--- Listed entries ---

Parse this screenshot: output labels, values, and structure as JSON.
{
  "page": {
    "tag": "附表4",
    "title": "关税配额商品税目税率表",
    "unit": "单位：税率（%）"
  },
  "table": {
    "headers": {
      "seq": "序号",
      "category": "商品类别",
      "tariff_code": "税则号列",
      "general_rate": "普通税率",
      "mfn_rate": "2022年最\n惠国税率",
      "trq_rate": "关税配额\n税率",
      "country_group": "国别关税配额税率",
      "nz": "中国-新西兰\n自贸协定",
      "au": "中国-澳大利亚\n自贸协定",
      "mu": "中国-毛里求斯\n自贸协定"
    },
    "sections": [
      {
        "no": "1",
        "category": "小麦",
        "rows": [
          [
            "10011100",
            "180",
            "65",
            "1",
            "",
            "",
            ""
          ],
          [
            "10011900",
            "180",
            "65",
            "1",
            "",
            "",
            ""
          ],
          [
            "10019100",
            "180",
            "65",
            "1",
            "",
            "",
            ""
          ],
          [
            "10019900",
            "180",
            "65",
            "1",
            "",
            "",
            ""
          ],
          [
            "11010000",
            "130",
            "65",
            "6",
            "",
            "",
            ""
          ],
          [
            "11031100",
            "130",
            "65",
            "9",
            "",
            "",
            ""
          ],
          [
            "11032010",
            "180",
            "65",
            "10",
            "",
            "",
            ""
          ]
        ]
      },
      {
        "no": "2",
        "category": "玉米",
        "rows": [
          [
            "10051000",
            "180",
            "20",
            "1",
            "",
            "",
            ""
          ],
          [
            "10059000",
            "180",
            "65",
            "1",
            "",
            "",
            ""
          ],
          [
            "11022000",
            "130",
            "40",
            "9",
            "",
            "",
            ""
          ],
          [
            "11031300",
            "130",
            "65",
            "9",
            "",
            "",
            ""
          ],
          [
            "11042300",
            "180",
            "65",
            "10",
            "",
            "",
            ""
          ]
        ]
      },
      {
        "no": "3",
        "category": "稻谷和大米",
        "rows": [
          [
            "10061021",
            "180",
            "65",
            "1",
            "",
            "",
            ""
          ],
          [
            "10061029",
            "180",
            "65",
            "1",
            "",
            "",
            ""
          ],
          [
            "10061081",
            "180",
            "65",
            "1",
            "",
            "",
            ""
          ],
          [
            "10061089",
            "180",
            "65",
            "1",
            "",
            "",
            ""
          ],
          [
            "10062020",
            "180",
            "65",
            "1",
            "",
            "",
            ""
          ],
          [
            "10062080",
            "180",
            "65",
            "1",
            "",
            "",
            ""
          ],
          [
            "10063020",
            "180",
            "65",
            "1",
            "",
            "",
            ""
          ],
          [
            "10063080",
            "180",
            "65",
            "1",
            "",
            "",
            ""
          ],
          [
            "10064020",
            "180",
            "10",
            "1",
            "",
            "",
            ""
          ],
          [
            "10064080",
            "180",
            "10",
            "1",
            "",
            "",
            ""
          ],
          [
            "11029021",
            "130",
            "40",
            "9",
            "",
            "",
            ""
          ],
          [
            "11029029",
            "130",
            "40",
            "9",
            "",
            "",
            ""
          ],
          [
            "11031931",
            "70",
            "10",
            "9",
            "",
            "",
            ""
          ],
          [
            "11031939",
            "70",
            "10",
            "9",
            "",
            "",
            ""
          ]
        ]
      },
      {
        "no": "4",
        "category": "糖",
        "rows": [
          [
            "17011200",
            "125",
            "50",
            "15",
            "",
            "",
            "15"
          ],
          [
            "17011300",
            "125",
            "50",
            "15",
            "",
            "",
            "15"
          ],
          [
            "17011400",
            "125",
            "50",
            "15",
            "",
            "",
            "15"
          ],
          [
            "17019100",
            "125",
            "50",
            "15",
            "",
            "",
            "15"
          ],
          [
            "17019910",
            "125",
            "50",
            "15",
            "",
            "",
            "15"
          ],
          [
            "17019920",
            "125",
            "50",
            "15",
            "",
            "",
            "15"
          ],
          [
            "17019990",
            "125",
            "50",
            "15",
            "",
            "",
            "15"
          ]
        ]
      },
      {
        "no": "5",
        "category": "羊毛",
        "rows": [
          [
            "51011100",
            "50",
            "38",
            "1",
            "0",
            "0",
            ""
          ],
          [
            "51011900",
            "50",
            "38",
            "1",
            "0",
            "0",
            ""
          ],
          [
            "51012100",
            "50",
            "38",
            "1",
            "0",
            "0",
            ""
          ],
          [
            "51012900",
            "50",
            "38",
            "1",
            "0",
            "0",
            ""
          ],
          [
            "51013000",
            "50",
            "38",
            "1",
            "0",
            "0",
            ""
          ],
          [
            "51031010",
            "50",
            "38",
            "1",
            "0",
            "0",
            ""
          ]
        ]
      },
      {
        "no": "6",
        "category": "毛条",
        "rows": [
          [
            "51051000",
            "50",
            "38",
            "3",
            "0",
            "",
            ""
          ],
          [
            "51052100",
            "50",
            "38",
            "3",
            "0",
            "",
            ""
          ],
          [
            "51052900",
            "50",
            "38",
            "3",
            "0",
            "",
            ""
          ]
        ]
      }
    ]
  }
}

---

* Exercise objective:
List the lines of the records where "category" occurs.

* Solution to this exercise:
      "category": "商品类别",
        "category": "小麦",
        "category": "玉米",
        "category": "稻谷和大米",
        "category": "糖",
        "category": "羊毛",
        "category": "毛条",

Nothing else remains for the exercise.